- _Direction_:
Set the listing down unchanged, minus every embedded image.

- _Entries supplied_:
#####

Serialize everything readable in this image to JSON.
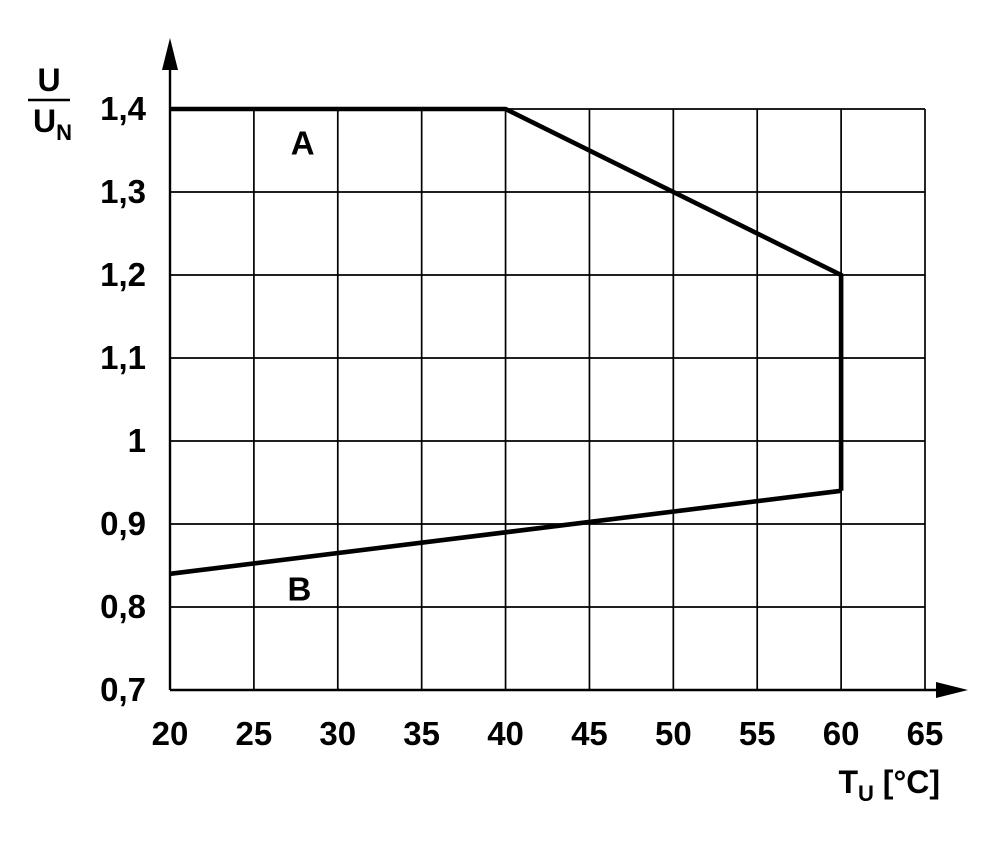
{
  "chart_data": {
    "type": "line",
    "title": "",
    "xlabel": {
      "main": "T",
      "sub": "U",
      "unit": " [°C]"
    },
    "ylabel": {
      "numerator": "U",
      "denominator": "U",
      "denominator_sub": "N"
    },
    "xlim": [
      20,
      65
    ],
    "ylim": [
      0.7,
      1.4
    ],
    "x_ticks": [
      20,
      25,
      30,
      35,
      40,
      45,
      50,
      55,
      60,
      65
    ],
    "x_tick_labels": [
      "20",
      "25",
      "30",
      "35",
      "40",
      "45",
      "50",
      "55",
      "60",
      "65"
    ],
    "y_ticks": [
      0.7,
      0.8,
      0.9,
      1.0,
      1.1,
      1.2,
      1.3,
      1.4
    ],
    "y_tick_labels": [
      "0,7",
      "0,8",
      "0,9",
      "1",
      "1,1",
      "1,2",
      "1,3",
      "1,4"
    ],
    "grid": true,
    "legend_position": "none",
    "line_color": "#000000",
    "grid_color": "#000000",
    "background_color": "#ffffff",
    "series": [
      {
        "name": "A",
        "label": "A",
        "points": [
          [
            20,
            1.4
          ],
          [
            40,
            1.4
          ],
          [
            60,
            1.2
          ],
          [
            60,
            0.94
          ]
        ],
        "label_pos": [
          27.2,
          1.345
        ]
      },
      {
        "name": "B",
        "label": "B",
        "points": [
          [
            20,
            0.84
          ],
          [
            60,
            0.94
          ]
        ],
        "label_pos": [
          27.0,
          0.808
        ]
      }
    ]
  }
}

#####

- _The reply_:
Serialize everything readable in this image to JSON.
{
  "chart_data": {
    "type": "line",
    "title": "",
    "xlabel": {
      "main": "T",
      "sub": "U",
      "unit": " [°C]"
    },
    "ylabel": {
      "numerator": "U",
      "denominator": "U",
      "denominator_sub": "N"
    },
    "xlim": [
      20,
      65
    ],
    "ylim": [
      0.7,
      1.4
    ],
    "x_ticks": [
      20,
      25,
      30,
      35,
      40,
      45,
      50,
      55,
      60,
      65
    ],
    "x_tick_labels": [
      "20",
      "25",
      "30",
      "35",
      "40",
      "45",
      "50",
      "55",
      "60",
      "65"
    ],
    "y_ticks": [
      0.7,
      0.8,
      0.9,
      1.0,
      1.1,
      1.2,
      1.3,
      1.4
    ],
    "y_tick_labels": [
      "0,7",
      "0,8",
      "0,9",
      "1",
      "1,1",
      "1,2",
      "1,3",
      "1,4"
    ],
    "grid": true,
    "legend_position": "none",
    "line_color": "#000000",
    "grid_color": "#000000",
    "background_color": "#ffffff",
    "series": [
      {
        "name": "A",
        "label": "A",
        "points": [
          [
            20,
            1.4
          ],
          [
            40,
            1.4
          ],
          [
            60,
            1.2
          ],
          [
            60,
            0.94
          ]
        ],
        "label_pos": [
          27.2,
          1.345
        ]
      },
      {
        "name": "B",
        "label": "B",
        "points": [
          [
            20,
            0.84
          ],
          [
            60,
            0.94
          ]
        ],
        "label_pos": [
          27.0,
          0.808
        ]
      }
    ]
  }
}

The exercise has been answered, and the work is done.